== 分析対象の文章 ==
2021年度共同研究プロジェクト ライアン・ジョセフ
採択課題名
古代吉備における製鉄の実態解明に向けた考古学・文献史学・地球科学的共同研究
メンバー一覧(氏名、所属)
ライアン・ジョセフ | 岡山大学・社会文化科学学域 |
光本順 | 岡山大学・社会文化科学学域 |
鈴木茂之 | 岡山大学・自然科学学域 |
野坂俊夫 | 岡山大学・自然科学学域 |
今津勝紀 | 岡山大学・文明動態学研究所 |
山本悦世 | 岡山大学・埋蔵文化財調査研究センター |
岩崎志保 | 岡山大学・埋蔵文化財調査研究センター |
池端慶 | 筑波大学・生命環境系 |
長原正人 | 日本鉱業史研究会 |
吉江雄太 | 奥会津地熱株式会社 |
研究の概要
本研究の目的は、製鉄遺跡出土の製鉄原料と、周辺の露頭から採取した鉄鉱石試料を地球科学的手法により比較し、その関係性を検証することにより、古代吉備における製鉄原料の入手経路やそれを軸とした地域間関係を明らかにすることである。日本列島における最古級の製鉄遺跡は、古代吉備で多く確認されているが、鉄鉱石などの製鉄原料が、県内外を含め、どこからもたらされていたかが明らかにされておらず、それらの原料調達の集約性または多元性も不明のままである。すなわち、古代吉備において多大なる社会的・政治的意義をもつ製鉄開始は現象面として知られているが、その実態に関する理解が不十分である。そこで、遺跡出土製鉄原料と吉備地域の露頭に産する鉄鉱石の化学組成を比較する本研究を通じ、製鉄操業に至る実態解明を目的とする。また、考古学と文献史学の検討を通じ、古代吉備における製鉄遺跡の地域史への位置付けを試みることとする。以上により、本研究は、古代吉備における手工業生産の社会的・政治的実態に関する理解に大きな影響を与えることが期待される。
===
> [課題一覧]
1. 古代吉備の製鉄研究に関する文章をもとに、次の問いに答えてください。
(a) メンバーのうち、筑波大学に所属しているのは誰ですか。
(b) 吉江雄太の所属はどこですか。
(c) 本研究では、地球科学的手法によって何と何を比較しますか。
2. 古代吉備の製鉄研究に関する文章を、最後の文の後から書き継いでください。
== 記録データ ==
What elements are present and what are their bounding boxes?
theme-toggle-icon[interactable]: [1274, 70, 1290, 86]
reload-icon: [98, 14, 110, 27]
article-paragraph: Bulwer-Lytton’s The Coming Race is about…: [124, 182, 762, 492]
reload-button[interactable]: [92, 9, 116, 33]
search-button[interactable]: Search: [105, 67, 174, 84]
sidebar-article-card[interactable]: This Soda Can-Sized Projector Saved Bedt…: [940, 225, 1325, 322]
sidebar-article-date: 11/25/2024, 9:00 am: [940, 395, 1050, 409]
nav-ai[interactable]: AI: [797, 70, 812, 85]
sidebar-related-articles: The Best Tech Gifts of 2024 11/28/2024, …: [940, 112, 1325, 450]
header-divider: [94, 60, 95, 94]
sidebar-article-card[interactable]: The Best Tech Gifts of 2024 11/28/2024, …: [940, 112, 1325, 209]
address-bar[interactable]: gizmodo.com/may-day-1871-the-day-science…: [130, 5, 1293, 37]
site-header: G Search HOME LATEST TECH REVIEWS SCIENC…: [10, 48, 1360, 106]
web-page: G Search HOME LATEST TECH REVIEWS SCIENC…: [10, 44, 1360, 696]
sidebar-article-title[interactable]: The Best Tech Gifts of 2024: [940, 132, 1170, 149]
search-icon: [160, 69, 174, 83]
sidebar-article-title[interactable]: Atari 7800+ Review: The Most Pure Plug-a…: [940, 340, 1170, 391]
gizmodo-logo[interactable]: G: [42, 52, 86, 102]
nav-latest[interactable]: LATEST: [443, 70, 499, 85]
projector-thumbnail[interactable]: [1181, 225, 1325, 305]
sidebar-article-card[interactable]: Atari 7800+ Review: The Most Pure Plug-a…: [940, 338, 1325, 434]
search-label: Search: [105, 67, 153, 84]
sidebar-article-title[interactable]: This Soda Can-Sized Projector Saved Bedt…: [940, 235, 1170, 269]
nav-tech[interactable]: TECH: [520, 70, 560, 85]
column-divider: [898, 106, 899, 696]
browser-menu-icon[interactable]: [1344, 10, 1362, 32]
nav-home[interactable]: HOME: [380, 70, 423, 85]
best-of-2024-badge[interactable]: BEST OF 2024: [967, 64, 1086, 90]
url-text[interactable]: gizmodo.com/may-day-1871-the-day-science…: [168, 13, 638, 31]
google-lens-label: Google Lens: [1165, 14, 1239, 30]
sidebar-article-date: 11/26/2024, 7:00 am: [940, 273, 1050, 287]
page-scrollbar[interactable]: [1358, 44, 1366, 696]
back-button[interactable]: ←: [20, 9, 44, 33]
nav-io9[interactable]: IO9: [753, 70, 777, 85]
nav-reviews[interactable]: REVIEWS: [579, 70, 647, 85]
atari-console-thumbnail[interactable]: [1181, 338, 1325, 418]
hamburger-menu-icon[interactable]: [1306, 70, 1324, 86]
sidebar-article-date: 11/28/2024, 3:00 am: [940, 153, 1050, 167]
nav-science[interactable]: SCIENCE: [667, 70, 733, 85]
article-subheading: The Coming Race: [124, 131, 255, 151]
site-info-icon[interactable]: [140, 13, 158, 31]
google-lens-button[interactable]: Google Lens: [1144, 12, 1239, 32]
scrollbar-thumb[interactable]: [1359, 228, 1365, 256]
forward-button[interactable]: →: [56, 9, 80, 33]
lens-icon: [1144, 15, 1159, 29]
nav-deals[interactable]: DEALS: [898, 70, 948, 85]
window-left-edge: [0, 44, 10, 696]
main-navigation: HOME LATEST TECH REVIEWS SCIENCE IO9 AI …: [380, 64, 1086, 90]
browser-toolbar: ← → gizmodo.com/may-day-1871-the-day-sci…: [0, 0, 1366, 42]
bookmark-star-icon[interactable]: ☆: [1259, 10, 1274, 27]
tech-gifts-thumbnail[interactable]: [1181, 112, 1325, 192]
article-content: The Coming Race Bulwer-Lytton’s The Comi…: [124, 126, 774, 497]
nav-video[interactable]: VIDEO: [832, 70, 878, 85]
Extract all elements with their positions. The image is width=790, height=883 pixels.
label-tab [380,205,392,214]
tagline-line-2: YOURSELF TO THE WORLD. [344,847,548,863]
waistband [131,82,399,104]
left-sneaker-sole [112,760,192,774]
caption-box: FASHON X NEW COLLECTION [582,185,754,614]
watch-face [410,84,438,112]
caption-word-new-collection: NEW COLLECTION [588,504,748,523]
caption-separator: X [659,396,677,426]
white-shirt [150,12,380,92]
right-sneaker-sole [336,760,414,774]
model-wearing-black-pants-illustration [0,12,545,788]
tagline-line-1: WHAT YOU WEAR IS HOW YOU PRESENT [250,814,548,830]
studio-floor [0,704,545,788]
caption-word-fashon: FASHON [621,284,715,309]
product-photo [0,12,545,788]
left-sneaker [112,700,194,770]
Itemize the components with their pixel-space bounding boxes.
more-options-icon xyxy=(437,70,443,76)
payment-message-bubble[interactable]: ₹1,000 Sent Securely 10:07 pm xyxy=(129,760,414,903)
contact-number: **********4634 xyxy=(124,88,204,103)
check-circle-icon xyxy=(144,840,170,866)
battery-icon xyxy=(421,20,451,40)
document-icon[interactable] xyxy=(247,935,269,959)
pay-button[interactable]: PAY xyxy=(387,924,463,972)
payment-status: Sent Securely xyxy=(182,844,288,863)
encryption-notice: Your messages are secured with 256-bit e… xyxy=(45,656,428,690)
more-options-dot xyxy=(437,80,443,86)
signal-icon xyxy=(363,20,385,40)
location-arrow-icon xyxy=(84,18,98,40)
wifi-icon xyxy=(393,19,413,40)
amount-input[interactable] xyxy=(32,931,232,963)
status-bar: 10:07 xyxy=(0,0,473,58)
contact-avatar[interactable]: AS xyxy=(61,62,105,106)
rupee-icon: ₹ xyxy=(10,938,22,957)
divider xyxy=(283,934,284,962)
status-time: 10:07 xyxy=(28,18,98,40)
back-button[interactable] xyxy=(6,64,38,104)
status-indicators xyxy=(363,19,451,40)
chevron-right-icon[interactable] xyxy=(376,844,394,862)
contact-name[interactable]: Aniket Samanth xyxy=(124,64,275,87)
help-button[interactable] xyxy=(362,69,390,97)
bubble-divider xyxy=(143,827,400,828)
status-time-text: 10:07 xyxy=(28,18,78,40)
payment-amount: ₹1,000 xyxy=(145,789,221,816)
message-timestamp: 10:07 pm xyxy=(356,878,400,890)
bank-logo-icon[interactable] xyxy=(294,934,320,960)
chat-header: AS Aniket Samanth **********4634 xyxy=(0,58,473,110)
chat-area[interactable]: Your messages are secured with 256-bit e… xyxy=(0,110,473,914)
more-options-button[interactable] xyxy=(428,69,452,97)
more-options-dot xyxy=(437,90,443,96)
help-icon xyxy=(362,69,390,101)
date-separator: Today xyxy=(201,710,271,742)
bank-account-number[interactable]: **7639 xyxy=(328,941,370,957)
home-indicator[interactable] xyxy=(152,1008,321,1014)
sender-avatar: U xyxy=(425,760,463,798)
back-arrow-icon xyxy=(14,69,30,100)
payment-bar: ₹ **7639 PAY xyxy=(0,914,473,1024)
===
> [解答一覧]
1.
(a) 池端慶
(b) 奥会津地熱株式会社
(c) 製鉄遺跡から出土した製鉄原料と、周辺の露頭から採取した鉄鉱石試料

2.
研究実施状況
本研究の主要な目標は、遺跡出土の製鉄原料および露頭から採取した鉄鉱石試料の両者を地球科学的手法により比較し、その関係性を検証することであるが、新型コロナウイルス感染症の影響により、遺跡出土鉄鉱石の所蔵機関への調査や県外の研究者の来岡が長期間実現できなかったため、本年度は定期的な打ち合わせをしながら、自然露頭の踏査および試料採取や、遺跡出土鉄鉱石に関する考古学的・地球科学的情報の基礎的整理に加え、国内外の鉄生産や製鉄原料調達の比較検討を中心として作業を遂行した。遺跡出土鉄鉱石の所蔵機関への調査が可能になってから、県内外の研究者とともに古代吉備文化財センターと総社市埋蔵文化財学習の館に赴き(それぞれ3回)、出土資料を熟覧した上で、分析に適した試料の選定を行なった。来年度以降の本格的な分析に備え、基礎的な整理および試料の準備を遂行することができた。また、遺跡出土鉄鉱石をできるだけ外観を損なわずに分析する手法として、ウォータージェット切断を利用する方法の予備的実験を行なった。
研究成果
岡山県の主な磁鉄鉱試料(柵原鉱山、河本鉱山、三原鉱山、三宝鉱山、八代鉱山、占見鉱山、美袋採石場)の顕微鏡観察およびEPMA分析用薄片試料を作成し、顕微鏡観察を行ない、各鉱石の特徴の違いを観察した。吉備地域周辺(岡山県から広島県東部)における製鉄原料供給を検討するため、既存の論文、鉱物資源報告書から古文書、さらに中国経済産業局より入手した鉱区図謄本を利用して磁鉄鉱産地候補地を抽出した。これに基づいて八代地区、清音地区、足守地区、金谷地区、黒谷地区、野々口地区、金山地区で野外調査を行ない、そのうち八代鉱山、金山鉱山、清音鉱山で磁鉄鉱試料を採取することができた。古代吉備文化財センターと総社市埋蔵文化財学習の館に収蔵されている、下坂遺跡、辺谷遺跡、原尾島遺跡、白壁奥遺跡、千引カナクロ谷遺跡、板井砂奥遺跡の出土鉄鉱石を熟覧した。いずれも磁鉄鉱を含み、鉱石の産状と特徴は多様である。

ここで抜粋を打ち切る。